:: What you will do ::
Go through the material below and copy each line where the word "document" appears.

:: Data excerpts ::
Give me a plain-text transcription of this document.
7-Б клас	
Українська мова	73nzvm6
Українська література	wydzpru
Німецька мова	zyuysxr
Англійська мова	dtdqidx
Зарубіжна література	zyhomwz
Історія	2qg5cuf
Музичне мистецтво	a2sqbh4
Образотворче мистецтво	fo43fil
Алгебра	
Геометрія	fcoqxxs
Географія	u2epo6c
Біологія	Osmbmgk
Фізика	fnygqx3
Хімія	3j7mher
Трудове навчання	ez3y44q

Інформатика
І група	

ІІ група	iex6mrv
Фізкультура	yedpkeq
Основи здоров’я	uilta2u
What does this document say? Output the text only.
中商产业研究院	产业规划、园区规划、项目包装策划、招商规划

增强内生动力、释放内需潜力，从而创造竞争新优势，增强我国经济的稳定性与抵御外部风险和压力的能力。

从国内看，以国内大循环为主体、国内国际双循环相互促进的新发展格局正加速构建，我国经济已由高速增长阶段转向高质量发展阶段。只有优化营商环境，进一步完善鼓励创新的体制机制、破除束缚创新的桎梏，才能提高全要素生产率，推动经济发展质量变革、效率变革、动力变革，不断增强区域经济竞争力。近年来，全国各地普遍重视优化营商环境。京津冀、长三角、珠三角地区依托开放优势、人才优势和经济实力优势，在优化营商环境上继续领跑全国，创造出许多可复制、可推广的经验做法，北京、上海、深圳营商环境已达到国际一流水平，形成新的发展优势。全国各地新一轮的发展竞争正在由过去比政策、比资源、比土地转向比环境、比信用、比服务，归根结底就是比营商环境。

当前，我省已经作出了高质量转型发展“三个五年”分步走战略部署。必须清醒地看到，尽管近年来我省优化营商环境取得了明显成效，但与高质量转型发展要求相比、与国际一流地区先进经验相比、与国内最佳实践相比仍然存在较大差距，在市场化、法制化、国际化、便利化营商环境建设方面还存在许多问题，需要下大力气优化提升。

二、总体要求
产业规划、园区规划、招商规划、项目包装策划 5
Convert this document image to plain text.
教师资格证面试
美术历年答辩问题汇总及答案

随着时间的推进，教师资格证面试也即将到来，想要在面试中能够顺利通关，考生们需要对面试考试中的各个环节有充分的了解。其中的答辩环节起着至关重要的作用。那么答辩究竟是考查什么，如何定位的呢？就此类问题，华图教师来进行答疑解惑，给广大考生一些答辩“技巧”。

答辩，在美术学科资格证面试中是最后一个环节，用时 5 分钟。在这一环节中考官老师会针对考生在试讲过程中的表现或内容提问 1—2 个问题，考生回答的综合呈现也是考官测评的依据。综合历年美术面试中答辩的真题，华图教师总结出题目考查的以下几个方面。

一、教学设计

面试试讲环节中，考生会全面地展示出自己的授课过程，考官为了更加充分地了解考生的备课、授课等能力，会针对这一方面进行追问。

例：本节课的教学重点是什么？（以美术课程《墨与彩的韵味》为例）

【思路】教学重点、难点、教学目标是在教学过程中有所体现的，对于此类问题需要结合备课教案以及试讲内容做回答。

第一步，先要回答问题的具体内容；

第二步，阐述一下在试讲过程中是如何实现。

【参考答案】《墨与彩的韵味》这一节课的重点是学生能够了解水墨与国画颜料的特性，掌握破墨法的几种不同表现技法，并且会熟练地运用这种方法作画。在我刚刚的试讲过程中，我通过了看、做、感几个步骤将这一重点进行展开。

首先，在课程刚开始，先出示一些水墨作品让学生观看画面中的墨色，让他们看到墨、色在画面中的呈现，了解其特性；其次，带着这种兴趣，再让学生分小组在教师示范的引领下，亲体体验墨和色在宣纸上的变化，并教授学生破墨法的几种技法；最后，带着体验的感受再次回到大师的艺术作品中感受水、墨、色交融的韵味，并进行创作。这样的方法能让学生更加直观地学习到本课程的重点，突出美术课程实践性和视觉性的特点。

:: Response ::
Give me a plain-text transcription of this document.
What does this document say? Output the text only.
Convert this document image to plain text.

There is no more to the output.